+++ Material shown

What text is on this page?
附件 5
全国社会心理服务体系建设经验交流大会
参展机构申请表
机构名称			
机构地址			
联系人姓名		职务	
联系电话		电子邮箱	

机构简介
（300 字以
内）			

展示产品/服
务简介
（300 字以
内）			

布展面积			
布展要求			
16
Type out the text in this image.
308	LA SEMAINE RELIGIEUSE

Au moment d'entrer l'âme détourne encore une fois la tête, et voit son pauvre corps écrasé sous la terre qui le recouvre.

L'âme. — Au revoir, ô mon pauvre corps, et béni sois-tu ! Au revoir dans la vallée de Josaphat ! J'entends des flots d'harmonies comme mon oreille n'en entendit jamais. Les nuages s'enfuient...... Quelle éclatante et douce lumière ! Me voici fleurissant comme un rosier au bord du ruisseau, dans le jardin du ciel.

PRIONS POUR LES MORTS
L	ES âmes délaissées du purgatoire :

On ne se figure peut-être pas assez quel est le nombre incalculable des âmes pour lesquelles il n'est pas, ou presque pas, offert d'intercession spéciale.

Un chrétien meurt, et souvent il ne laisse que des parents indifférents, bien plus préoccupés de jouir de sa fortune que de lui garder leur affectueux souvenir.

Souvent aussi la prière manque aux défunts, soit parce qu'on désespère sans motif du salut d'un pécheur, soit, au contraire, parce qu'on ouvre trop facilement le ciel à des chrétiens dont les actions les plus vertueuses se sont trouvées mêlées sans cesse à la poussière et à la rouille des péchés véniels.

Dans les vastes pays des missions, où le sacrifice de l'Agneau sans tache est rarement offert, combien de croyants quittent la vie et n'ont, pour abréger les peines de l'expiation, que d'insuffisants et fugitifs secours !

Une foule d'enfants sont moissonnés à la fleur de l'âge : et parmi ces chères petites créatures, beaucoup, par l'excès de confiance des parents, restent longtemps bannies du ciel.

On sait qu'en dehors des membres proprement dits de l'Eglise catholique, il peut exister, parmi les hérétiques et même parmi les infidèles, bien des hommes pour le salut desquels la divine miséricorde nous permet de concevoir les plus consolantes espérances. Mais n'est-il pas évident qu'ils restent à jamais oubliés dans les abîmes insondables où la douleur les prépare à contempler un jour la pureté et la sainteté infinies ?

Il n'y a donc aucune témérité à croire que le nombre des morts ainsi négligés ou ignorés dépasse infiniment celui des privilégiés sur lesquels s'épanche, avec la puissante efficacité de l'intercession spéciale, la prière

++++++

For the data above, state only how many lines include the word "nombre".

2